--- start of Extracted material ---
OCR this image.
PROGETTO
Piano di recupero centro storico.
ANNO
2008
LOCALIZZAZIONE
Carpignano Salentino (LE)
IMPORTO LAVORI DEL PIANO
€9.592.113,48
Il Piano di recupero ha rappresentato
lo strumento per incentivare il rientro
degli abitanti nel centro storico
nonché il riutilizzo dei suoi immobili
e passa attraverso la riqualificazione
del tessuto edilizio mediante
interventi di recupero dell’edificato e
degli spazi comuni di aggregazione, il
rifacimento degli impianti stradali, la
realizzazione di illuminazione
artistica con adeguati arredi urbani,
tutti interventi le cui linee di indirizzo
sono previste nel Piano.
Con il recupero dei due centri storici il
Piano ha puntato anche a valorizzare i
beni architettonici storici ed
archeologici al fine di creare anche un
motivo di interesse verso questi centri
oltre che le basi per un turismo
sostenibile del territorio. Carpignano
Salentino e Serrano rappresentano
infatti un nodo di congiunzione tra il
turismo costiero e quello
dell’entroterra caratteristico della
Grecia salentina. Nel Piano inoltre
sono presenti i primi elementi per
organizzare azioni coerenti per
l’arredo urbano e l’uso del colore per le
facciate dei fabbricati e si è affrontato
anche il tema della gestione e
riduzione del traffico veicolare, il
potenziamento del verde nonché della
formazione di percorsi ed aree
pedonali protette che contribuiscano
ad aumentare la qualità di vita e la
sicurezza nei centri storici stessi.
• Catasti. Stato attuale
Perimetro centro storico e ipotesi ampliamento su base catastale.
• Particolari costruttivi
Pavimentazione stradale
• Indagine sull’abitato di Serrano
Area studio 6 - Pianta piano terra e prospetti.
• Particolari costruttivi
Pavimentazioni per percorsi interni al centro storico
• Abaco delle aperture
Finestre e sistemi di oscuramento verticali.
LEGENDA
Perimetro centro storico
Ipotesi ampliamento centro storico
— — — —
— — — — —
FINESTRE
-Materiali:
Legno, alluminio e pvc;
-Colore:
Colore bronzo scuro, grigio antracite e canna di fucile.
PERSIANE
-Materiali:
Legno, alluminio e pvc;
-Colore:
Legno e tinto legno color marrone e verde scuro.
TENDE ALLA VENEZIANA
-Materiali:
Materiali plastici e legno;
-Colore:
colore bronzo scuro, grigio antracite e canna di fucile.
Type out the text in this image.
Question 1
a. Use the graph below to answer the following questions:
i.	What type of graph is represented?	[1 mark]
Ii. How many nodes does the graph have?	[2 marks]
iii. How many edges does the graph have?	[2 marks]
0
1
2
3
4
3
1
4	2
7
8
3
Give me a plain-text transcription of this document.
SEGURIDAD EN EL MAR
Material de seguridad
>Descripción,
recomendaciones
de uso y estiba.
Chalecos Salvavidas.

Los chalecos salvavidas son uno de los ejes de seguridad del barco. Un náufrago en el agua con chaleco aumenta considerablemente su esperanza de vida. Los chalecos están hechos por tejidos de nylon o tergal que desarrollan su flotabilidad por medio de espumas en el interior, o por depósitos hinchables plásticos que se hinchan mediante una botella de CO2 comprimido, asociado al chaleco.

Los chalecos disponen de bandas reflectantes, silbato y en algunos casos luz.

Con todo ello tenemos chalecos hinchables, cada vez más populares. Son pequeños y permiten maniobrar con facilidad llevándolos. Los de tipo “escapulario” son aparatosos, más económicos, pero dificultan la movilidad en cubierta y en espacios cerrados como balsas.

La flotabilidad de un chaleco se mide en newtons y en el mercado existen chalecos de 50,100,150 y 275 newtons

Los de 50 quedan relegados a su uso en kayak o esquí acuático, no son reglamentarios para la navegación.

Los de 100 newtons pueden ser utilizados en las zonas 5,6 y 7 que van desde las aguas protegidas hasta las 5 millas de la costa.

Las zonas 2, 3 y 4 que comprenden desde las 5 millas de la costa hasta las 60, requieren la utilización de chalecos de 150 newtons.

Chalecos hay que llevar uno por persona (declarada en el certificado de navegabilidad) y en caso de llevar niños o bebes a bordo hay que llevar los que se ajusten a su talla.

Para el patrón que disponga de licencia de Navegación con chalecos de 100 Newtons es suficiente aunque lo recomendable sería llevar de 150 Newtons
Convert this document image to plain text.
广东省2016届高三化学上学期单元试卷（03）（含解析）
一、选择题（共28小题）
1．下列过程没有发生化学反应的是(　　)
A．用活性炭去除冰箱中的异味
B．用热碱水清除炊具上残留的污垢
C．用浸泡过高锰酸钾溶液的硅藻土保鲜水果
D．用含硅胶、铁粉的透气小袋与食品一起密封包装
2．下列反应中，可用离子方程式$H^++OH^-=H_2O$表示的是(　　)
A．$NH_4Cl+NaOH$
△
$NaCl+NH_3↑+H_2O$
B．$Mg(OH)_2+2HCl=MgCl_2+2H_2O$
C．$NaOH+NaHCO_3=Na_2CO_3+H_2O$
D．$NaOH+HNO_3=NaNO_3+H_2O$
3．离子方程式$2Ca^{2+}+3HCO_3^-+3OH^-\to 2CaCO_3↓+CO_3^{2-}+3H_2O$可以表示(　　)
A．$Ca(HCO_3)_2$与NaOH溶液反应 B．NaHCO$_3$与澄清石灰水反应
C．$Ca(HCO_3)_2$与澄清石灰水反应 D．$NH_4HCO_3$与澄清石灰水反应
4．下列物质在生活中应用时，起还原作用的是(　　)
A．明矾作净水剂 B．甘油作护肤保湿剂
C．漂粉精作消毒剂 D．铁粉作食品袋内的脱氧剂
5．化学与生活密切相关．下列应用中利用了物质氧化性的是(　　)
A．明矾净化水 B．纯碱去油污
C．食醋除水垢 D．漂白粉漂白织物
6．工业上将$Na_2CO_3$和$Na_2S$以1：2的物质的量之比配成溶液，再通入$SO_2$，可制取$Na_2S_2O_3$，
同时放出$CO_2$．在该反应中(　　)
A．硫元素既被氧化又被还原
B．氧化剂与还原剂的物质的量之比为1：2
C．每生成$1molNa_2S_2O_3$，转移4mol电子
--- end of Extracted material ---
_Your instructions:_
Identify each line holding the string "Perimetro", and copy it out.

_Written solution:_
Perimetro centro storico e ipotesi ampliamento su base catastale.
Perimetro centro storico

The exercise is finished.